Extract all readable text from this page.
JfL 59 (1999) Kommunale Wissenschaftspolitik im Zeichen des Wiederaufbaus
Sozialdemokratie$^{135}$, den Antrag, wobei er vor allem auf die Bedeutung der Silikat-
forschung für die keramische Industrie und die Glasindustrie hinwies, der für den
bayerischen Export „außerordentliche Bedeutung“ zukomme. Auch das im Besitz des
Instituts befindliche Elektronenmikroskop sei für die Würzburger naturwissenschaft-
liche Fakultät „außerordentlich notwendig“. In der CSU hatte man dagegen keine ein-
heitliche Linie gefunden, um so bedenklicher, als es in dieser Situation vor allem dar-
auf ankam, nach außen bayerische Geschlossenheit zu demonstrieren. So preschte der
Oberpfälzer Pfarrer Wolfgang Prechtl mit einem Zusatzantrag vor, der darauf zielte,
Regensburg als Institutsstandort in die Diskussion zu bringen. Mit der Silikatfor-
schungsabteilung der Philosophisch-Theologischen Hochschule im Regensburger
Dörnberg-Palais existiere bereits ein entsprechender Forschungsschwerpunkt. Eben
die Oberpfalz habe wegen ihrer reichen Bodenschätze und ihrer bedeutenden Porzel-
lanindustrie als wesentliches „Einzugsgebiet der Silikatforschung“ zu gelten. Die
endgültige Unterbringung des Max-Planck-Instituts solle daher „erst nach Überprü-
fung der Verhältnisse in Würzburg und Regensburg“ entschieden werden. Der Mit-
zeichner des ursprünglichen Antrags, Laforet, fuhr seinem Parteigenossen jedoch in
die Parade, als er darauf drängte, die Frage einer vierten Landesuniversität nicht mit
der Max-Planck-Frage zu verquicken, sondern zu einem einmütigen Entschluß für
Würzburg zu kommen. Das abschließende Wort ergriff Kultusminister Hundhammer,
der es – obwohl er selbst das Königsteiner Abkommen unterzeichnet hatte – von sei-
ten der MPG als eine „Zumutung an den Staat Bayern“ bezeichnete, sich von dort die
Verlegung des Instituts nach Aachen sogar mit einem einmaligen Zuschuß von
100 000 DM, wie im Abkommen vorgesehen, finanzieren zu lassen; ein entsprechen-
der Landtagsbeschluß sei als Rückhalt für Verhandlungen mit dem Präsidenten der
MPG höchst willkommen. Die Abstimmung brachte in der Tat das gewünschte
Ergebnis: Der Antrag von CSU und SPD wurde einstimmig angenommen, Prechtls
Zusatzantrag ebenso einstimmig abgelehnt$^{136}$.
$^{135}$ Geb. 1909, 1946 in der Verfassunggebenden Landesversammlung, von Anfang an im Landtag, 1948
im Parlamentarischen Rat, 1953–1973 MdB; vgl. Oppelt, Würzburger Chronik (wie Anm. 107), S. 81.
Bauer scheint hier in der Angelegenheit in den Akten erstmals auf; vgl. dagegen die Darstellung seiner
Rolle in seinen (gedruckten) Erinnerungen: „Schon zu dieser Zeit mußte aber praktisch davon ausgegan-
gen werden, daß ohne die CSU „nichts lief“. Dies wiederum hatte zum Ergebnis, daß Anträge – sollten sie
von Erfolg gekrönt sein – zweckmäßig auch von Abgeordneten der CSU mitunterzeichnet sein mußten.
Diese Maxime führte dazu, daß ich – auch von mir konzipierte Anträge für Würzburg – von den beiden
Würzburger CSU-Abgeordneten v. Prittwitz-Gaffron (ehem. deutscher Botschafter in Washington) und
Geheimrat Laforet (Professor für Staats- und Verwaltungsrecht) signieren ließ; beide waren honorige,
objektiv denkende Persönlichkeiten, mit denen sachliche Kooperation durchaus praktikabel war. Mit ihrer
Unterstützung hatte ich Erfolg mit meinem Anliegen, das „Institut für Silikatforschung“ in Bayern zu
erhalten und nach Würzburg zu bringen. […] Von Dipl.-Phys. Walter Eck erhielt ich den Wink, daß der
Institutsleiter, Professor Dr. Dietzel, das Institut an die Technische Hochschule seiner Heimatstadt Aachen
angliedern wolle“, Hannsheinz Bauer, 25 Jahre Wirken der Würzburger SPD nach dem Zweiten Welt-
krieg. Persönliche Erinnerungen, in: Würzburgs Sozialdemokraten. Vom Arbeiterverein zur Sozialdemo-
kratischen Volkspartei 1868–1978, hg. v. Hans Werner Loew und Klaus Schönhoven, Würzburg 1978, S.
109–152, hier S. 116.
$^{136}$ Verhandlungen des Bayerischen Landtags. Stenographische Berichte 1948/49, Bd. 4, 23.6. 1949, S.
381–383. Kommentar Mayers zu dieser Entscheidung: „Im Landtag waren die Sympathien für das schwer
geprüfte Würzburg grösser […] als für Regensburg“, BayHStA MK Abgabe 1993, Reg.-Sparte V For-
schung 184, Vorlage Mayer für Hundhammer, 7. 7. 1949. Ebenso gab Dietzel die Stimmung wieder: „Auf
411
=====
Assignment >> Using the entries above, find all lines with "hatte". Copy them.

Answer section >>
liche Fakultät „außerordentlich notwendig“. In der CSU hatte man dagegen keine ein-
der es – obwohl er selbst das Königsteiner Abkommen unterzeichnet hatte – von sei-
gen werden, daß ohne die CSU „nichts lief“. Dies wiederum hatte zum Ergebnis, daß Anträge – sollten sie
Unterstützung hatte ich Erfolg mit meinem Anliegen, das „Institut für Silikatforschung“ in Bayern zu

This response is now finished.